### TASK GOAL
Without the pictures, set down the records below word for word.

--------------------------------------------------

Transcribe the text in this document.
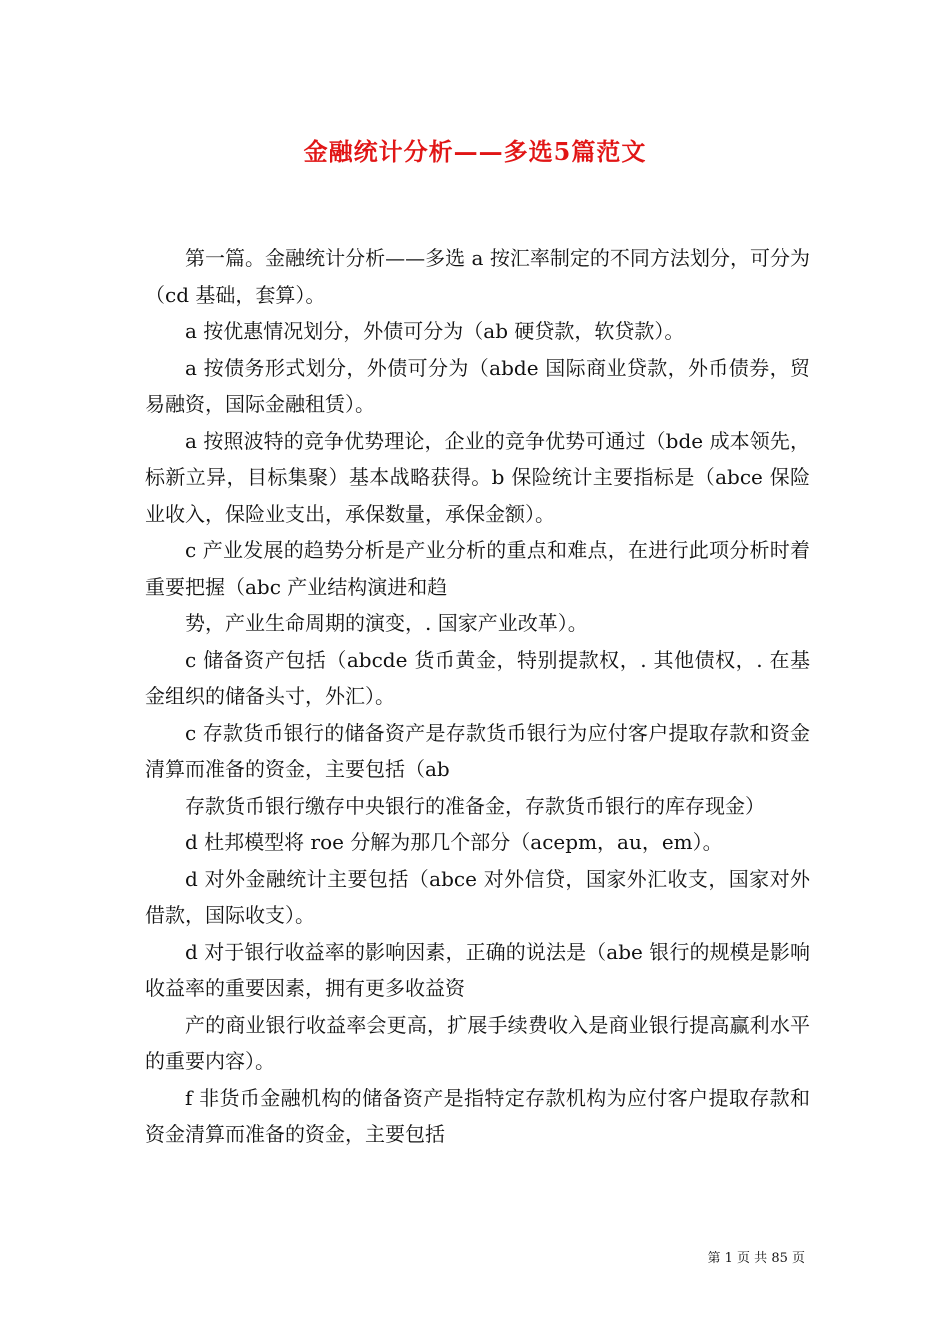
金融统计分析——多选5篇范文

第一篇。金融统计分析——多选 a 按汇率制定的不同方法划分，可分为（cd 基础，套算）。

a 按优惠情况划分，外债可分为（ab 硬贷款，软贷款）。

a 按债务形式划分，外债可分为（abde 国际商业贷款，外币债券，贸易融资，国际金融租赁）。

a 按照波特的竞争优势理论，企业的竞争优势可通过（bde 成本领先，标新立异，目标集聚）基本战略获得。b 保险统计主要指标是（abce 保险业收入，保险业支出，承保数量，承保金额）。

c 产业发展的趋势分析是产业分析的重点和难点，在进行此项分析时着重要把握（abc 产业结构演进和趋

势，产业生命周期的演变，. 国家产业改革）。

c 储备资产包括（abcde 货币黄金，特别提款权，. 其他债权，. 在基金组织的储备头寸，外汇）。

c 存款货币银行的储备资产是存款货币银行为应付客户提取存款和资金清算而准备的资金，主要包括（ab

存款货币银行缴存中央银行的准备金，存款货币银行的库存现金）

d 杜邦模型将 roe 分解为那几个部分（acepm，au，em）。

d 对外金融统计主要包括（abce 对外信贷，国家外汇收支，国家对外借款，国际收支）。

d 对于银行收益率的影响因素，正确的说法是（abe 银行的规模是影响收益率的重要因素，拥有更多收益资

产的商业银行收益率会更高，扩展手续费收入是商业银行提高赢利水平的重要内容）。

f 非货币金融机构的储备资产是指特定存款机构为应付客户提取存款和资金清算而准备的资金，主要包括

第 1 页 共 85 页
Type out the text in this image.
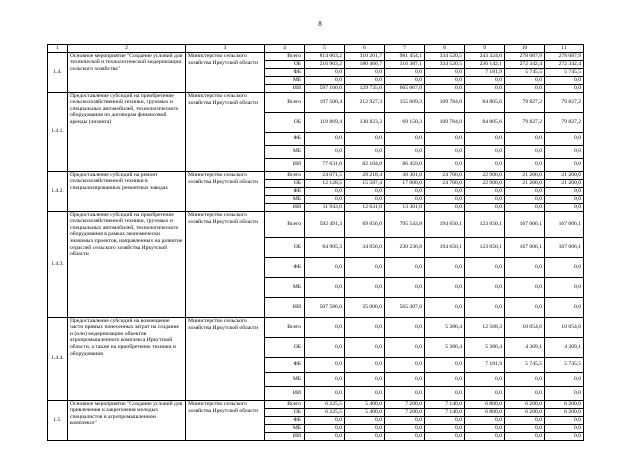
8
1	2	3	4	5	6	7	8	9	10	11
1.4.	Основное мероприятие "Создание условий для технической и технологической модернизации сельского хозяйства"	Министерство сельского хозяйства Иркутской области	Всего	814 063,2	310 201,7	981 454,1	334 520,5	243 324,0	278 087,9	278 087,9
			ОБ	216 903,2	180 466,7	316 387,1	334 520,5	236 142,1	272 342,4	272 342,4
			ФБ	0,0	0,0	0,0	0,0	7 181,9	5 745,5	5 745,5
			МБ	0,0	0,0	0,0	0,0	0,0	0,0	0,0
			ИИ	597 160,0	129 735,0	665 067,0	0,0	0,0	0,0	0,0
1.4.1.	Предоставление субсидий на приобретение сельскохозяйственной техники, грузовых и специальных автомобилей, технологического оборудования по договорам финансовой аренды (лизинга)	Министерство сельского хозяйства Иркутской области	Всего	197 500,4	212 927,3	155 609,3	109 784,0	84 805,6	79 827,2	79 827,2
			ОБ	119 869,4	130 823,3	69 150,3	109 784,0	84 805,6	79 827,2	79 827,2
			ФБ	0,0	0,0	0,0	0,0	0,0	0,0	0,0
			МБ	0,0	0,0	0,0	0,0	0,0	0,0	0,0
			ИИ	77 631,0	82 104,0	86 459,0	0,0	0,0	0,0	0,0
1.4.2.	Предоставление субсидий на ремонт сельскохозяйственной техники в специализированных ремонтных заводах	Министерство сельского хозяйства Иркутской области	Всего	24 071,5	28 218,4	30 301,0	24 700,0	22 900,0	21 200,0	21 200,0
			ОБ	12 128,5	15 587,4	17 000,0	24 700,0	22 900,0	21 200,0	21 200,0
			ФБ	0,0	0,0	0,0	0,0	0,0	0,0	0,0
			МБ	0,0	0,0	0,0	0,0	0,0	0,0	0,0
			ИИ	11 943,0	12 631,0	13 301,0	0,0	0,0	0,0	0,0
1.4.3.	Предоставление субсидий на приобретение сельскохозяйственной техники, грузовых и специальных автомобилей, технологического оборудования в рамках экономически значимых проектов, направленных на развитие отраслей сельского хозяйства Иркутской области	Министерство сельского хозяйства Иркутской области	Всего	592 491,3	69 056,0	795 543,8	194 650,1	123 050,1	167 006,1	167 006,1
			ОБ	84 905,3	34 056,0	230 236,8	194 650,1	123 050,1	167 006,1	167 006,1
			ФБ	0,0	0,0	0,0	0,0	0,0	0,0	0,0
			МБ	0,0	0,0	0,0	0,0	0,0	0,0	0,0
			ИИ	507 586,0	35 000,0	565 307,0	0,0	0,0	0,0	0,0
1.4.4.	Предоставление субсидий на возмещение части прямых понесенных затрат на создание и (или) модернизацию объектов агропромышленного комплекса Иркутской области, а также на приобретение техники и оборудования	Министерство сельского хозяйства Иркутской области	Всего	0,0	0,0	0,0	5 386,4	12 568,3	10 054,6	10 054,6
			ОБ	0,0	0,0	0,0	5 386,4	5 386,4	4 309,1	4 309,1
			ФБ	0,0	0,0	0,0	0,0	7 181,9	5 745,5	5 745,5
			МБ	0,0	0,0	0,0	0,0	0,0	0,0	0,0
			ИИ	0,0	0,0	0,0	0,0	0,0	0,0	0,0
1.5.	Основное мероприятие "Создание условий для привлечения и закрепления молодых специалистов в агропромышленном комплексе"	Министерство сельского хозяйства Иркутской области	Всего	6 225,5	5 400,0	7 200,0	7 140,0	6 800,0	6 200,0	6 200,0
			ОБ	6 225,5	5 400,0	7 200,0	7 140,0	6 800,0	6 200,0	6 200,0
			ФБ	0,0	0,0	0,0	0,0	0,0	0,0	0,0
			МБ	0,0	0,0	0,0	0,0	0,0	0,0	0,0
			ИИ	0,0	0,0	0,0	0,0	0,0	0,0	0,0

--------------------------------------------------

### RESULT OF THE EXERCISE
Transcribe the text in this document.
金融统计分析——多选5篇范文

第一篇。金融统计分析——多选 a 按汇率制定的不同方法划分，可分为（cd 基础，套算）。

a 按优惠情况划分，外债可分为（ab 硬贷款，软贷款）。

a 按债务形式划分，外债可分为（abde 国际商业贷款，外币债券，贸易融资，国际金融租赁）。

a 按照波特的竞争优势理论，企业的竞争优势可通过（bde 成本领先，标新立异，目标集聚）基本战略获得。b 保险统计主要指标是（abce 保险业收入，保险业支出，承保数量，承保金额）。

c 产业发展的趋势分析是产业分析的重点和难点，在进行此项分析时着重要把握（abc 产业结构演进和趋

势，产业生命周期的演变，. 国家产业改革）。

c 储备资产包括（abcde 货币黄金，特别提款权，. 其他债权，. 在基金组织的储备头寸，外汇）。

c 存款货币银行的储备资产是存款货币银行为应付客户提取存款和资金清算而准备的资金，主要包括（ab

存款货币银行缴存中央银行的准备金，存款货币银行的库存现金）

d 杜邦模型将 roe 分解为那几个部分（acepm，au，em）。

d 对外金融统计主要包括（abce 对外信贷，国家外汇收支，国家对外借款，国际收支）。

d 对于银行收益率的影响因素，正确的说法是（abe 银行的规模是影响收益率的重要因素，拥有更多收益资

产的商业银行收益率会更高，扩展手续费收入是商业银行提高赢利水平的重要内容）。

f 非货币金融机构的储备资产是指特定存款机构为应付客户提取存款和资金清算而准备的资金，主要包括

第 1 页 共 85 页
Type out the text in this image.
8
1	2	3	4	5	6	7	8	9	10	11
1.4.	Основное мероприятие "Создание условий для технической и технологической модернизации сельского хозяйства"	Министерство сельского хозяйства Иркутской области	Всего	814 063,2	310 201,7	981 454,1	334 520,5	243 324,0	278 087,9	278 087,9
			ОБ	216 903,2	180 466,7	316 387,1	334 520,5	236 142,1	272 342,4	272 342,4
			ФБ	0,0	0,0	0,0	0,0	7 181,9	5 745,5	5 745,5
			МБ	0,0	0,0	0,0	0,0	0,0	0,0	0,0
			ИИ	597 160,0	129 735,0	665 067,0	0,0	0,0	0,0	0,0
1.4.1.	Предоставление субсидий на приобретение сельскохозяйственной техники, грузовых и специальных автомобилей, технологического оборудования по договорам финансовой аренды (лизинга)	Министерство сельского хозяйства Иркутской области	Всего	197 500,4	212 927,3	155 609,3	109 784,0	84 805,6	79 827,2	79 827,2
			ОБ	119 869,4	130 823,3	69 150,3	109 784,0	84 805,6	79 827,2	79 827,2
			ФБ	0,0	0,0	0,0	0,0	0,0	0,0	0,0
			МБ	0,0	0,0	0,0	0,0	0,0	0,0	0,0
			ИИ	77 631,0	82 104,0	86 459,0	0,0	0,0	0,0	0,0
1.4.2.	Предоставление субсидий на ремонт сельскохозяйственной техники в специализированных ремонтных заводах	Министерство сельского хозяйства Иркутской области	Всего	24 071,5	28 218,4	30 301,0	24 700,0	22 900,0	21 200,0	21 200,0
			ОБ	12 128,5	15 587,4	17 000,0	24 700,0	22 900,0	21 200,0	21 200,0
			ФБ	0,0	0,0	0,0	0,0	0,0	0,0	0,0
			МБ	0,0	0,0	0,0	0,0	0,0	0,0	0,0
			ИИ	11 943,0	12 631,0	13 301,0	0,0	0,0	0,0	0,0
1.4.3.	Предоставление субсидий на приобретение сельскохозяйственной техники, грузовых и специальных автомобилей, технологического оборудования в рамках экономически значимых проектов, направленных на развитие отраслей сельского хозяйства Иркутской области	Министерство сельского хозяйства Иркутской области	Всего	592 491,3	69 056,0	795 543,8	194 650,1	123 050,1	167 006,1	167 006,1
			ОБ	84 905,3	34 056,0	230 236,8	194 650,1	123 050,1	167 006,1	167 006,1
			ФБ	0,0	0,0	0,0	0,0	0,0	0,0	0,0
			МБ	0,0	0,0	0,0	0,0	0,0	0,0	0,0
			ИИ	507 586,0	35 000,0	565 307,0	0,0	0,0	0,0	0,0
1.4.4.	Предоставление субсидий на возмещение части прямых понесенных затрат на создание и (или) модернизацию объектов агропромышленного комплекса Иркутской области, а также на приобретение техники и оборудования	Министерство сельского хозяйства Иркутской области	Всего	0,0	0,0	0,0	5 386,4	12 568,3	10 054,6	10 054,6
			ОБ	0,0	0,0	0,0	5 386,4	5 386,4	4 309,1	4 309,1
			ФБ	0,0	0,0	0,0	0,0	7 181,9	5 745,5	5 745,5
			МБ	0,0	0,0	0,0	0,0	0,0	0,0	0,0
			ИИ	0,0	0,0	0,0	0,0	0,0	0,0	0,0
1.5.	Основное мероприятие "Создание условий для привлечения и закрепления молодых специалистов в агропромышленном комплексе"	Министерство сельского хозяйства Иркутской области	Всего	6 225,5	5 400,0	7 200,0	7 140,0	6 800,0	6 200,0	6 200,0
			ОБ	6 225,5	5 400,0	7 200,0	7 140,0	6 800,0	6 200,0	6 200,0
			ФБ	0,0	0,0	0,0	0,0	0,0	0,0	0,0
			МБ	0,0	0,0	0,0	0,0	0,0	0,0	0,0
			ИИ	0,0	0,0	0,0	0,0	0,0	0,0	0,0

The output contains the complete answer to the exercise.